#### Problem details:
Locate all lines in the data below that hold "entrustment" and show them.

#### Supplied material:
○ ○ ○ ○ ○ ○ ○
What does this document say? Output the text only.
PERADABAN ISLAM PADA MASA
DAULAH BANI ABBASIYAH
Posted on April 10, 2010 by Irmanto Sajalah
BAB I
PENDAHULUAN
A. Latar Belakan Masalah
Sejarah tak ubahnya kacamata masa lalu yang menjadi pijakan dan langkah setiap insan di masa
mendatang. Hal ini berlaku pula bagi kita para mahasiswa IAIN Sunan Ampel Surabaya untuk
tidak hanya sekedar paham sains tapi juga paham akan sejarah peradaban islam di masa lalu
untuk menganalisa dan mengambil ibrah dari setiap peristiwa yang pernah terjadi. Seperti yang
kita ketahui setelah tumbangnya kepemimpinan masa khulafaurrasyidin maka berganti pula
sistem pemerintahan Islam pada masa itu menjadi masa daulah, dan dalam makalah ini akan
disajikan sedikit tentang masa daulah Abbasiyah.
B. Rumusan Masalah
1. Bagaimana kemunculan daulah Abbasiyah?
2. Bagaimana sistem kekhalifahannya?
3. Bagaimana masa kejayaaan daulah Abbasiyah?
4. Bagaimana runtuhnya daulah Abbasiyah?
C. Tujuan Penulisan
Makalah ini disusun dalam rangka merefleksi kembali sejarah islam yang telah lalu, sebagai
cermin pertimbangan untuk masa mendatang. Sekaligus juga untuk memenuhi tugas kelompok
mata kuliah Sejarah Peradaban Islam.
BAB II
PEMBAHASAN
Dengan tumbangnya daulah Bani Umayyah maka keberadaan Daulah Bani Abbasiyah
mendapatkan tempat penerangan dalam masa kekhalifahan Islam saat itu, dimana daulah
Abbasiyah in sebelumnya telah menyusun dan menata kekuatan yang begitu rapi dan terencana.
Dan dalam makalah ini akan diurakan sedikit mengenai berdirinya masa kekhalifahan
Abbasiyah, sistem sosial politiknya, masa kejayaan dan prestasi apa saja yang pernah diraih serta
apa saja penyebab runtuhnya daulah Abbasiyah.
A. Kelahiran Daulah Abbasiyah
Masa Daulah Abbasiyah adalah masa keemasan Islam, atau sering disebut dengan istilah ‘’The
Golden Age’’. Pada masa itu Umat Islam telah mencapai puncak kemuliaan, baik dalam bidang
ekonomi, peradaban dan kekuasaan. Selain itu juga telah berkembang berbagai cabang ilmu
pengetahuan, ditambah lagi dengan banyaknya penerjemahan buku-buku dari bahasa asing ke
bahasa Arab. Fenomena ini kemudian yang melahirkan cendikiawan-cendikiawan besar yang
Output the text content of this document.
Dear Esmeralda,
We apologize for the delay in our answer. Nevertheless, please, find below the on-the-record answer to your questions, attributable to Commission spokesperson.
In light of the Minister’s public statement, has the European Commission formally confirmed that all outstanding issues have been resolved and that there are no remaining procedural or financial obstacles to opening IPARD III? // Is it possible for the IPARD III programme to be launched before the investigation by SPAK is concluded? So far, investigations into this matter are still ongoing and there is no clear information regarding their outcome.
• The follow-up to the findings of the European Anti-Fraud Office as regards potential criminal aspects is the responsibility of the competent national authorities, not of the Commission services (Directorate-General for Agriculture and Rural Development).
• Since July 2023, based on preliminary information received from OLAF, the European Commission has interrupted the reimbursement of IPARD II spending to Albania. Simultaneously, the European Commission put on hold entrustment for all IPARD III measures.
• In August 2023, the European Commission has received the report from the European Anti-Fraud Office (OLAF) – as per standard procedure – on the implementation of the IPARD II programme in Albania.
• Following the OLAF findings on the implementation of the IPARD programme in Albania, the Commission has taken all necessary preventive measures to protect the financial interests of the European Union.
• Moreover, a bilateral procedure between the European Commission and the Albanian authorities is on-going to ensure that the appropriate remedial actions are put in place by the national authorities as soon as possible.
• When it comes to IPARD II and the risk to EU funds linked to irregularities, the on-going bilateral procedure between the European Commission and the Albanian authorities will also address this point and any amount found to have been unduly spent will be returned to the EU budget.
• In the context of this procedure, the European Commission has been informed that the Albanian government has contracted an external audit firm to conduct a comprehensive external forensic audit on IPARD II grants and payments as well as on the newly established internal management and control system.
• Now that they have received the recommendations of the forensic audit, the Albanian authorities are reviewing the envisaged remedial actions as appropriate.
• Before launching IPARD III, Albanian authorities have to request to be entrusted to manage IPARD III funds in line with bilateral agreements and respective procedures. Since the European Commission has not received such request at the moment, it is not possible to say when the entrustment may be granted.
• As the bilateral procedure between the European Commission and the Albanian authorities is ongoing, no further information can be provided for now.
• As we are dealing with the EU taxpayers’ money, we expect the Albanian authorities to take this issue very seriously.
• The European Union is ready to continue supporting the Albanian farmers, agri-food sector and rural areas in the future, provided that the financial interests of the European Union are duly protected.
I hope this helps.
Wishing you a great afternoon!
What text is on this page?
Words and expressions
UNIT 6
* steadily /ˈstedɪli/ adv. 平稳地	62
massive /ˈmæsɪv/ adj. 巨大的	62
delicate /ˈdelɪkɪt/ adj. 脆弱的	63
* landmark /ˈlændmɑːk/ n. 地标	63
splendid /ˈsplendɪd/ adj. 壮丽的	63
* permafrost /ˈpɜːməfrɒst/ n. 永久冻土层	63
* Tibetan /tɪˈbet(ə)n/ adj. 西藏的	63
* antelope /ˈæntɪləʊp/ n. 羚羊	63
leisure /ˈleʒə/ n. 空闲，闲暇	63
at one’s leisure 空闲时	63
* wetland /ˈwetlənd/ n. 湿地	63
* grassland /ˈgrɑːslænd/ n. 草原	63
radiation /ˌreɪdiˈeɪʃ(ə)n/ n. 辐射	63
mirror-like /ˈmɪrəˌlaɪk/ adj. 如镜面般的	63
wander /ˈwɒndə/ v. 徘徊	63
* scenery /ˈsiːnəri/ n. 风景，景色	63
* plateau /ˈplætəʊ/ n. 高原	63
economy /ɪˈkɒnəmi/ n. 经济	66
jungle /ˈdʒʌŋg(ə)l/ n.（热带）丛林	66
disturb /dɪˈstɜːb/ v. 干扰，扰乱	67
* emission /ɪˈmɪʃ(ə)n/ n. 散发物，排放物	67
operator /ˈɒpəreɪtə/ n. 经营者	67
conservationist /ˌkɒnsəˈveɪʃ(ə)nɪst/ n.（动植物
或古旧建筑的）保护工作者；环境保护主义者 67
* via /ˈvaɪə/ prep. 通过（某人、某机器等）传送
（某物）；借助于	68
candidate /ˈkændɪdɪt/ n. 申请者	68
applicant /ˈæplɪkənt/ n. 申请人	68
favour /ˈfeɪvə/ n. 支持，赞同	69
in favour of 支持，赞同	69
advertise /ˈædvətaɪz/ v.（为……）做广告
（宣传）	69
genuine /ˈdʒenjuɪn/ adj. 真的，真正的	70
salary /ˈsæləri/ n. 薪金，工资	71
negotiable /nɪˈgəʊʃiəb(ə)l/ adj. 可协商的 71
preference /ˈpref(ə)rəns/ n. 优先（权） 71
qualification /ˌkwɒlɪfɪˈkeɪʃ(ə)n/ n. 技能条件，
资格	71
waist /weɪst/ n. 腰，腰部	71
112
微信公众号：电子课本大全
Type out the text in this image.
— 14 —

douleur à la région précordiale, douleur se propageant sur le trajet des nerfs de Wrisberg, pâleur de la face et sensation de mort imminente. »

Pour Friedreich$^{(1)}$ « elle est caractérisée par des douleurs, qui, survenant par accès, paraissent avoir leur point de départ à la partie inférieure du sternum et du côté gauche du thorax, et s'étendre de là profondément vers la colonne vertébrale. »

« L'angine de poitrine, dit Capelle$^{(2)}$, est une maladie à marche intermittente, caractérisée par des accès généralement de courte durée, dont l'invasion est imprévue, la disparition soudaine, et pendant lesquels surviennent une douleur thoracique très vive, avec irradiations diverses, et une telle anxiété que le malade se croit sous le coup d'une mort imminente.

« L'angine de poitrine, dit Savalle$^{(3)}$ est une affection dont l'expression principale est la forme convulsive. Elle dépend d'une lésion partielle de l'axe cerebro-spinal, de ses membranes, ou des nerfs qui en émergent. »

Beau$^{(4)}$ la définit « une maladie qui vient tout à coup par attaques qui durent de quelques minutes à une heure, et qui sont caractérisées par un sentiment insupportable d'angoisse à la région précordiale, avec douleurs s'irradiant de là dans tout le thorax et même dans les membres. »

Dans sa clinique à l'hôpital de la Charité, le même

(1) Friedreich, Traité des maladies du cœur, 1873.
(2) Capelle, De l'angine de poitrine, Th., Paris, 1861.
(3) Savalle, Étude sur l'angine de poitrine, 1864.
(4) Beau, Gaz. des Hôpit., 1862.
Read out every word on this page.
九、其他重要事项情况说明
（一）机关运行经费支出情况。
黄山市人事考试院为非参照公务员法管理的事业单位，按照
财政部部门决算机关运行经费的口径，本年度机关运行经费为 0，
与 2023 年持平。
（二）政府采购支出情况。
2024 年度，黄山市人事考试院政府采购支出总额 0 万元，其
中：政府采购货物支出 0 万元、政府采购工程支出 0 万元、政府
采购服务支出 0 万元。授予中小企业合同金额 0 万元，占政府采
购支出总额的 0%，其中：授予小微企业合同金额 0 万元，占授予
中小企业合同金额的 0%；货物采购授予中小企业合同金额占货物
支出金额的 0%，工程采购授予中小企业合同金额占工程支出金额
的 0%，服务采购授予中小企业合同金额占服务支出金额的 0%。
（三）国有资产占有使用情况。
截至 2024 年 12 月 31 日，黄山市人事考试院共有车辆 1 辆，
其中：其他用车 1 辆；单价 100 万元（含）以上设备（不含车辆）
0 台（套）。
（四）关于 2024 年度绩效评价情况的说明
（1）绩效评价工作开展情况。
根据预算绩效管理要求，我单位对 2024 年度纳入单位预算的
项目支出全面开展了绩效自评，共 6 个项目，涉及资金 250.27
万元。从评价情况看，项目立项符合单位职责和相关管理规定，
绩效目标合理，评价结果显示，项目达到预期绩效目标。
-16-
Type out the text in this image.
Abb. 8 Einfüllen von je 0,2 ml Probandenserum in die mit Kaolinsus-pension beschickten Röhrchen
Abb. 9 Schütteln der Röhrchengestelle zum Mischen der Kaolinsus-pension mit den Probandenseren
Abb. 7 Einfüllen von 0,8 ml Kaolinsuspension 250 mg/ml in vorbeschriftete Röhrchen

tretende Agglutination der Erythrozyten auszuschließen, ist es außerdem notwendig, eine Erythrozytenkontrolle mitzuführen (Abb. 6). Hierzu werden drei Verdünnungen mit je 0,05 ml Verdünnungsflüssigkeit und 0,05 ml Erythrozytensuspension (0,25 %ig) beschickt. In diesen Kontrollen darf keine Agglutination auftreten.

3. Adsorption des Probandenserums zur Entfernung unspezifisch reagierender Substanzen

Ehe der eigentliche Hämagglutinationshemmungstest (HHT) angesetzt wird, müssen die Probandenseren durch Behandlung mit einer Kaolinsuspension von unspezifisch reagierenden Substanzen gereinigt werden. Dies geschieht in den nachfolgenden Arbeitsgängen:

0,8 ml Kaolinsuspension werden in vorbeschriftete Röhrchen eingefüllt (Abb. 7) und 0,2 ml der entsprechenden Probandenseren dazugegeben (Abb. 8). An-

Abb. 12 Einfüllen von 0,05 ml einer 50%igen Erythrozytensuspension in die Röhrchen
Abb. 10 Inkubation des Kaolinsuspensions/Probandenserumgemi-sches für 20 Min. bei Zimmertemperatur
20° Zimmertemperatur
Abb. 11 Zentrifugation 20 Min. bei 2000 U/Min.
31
○ ○ ○ ○ ○ ○ ○
#### Answer:
• Since July 2023, based on preliminary information received from OLAF, the European Commission has interrupted the reimbursement of IPARD II spending to Albania. Simultaneously, the European Commission put on hold entrustment for all IPARD III measures.
• Before launching IPARD III, Albanian authorities have to request to be entrusted to manage IPARD III funds in line with bilateral agreements and respective procedures. Since the European Commission has not received such request at the moment, it is not possible to say when the entrustment may be granted.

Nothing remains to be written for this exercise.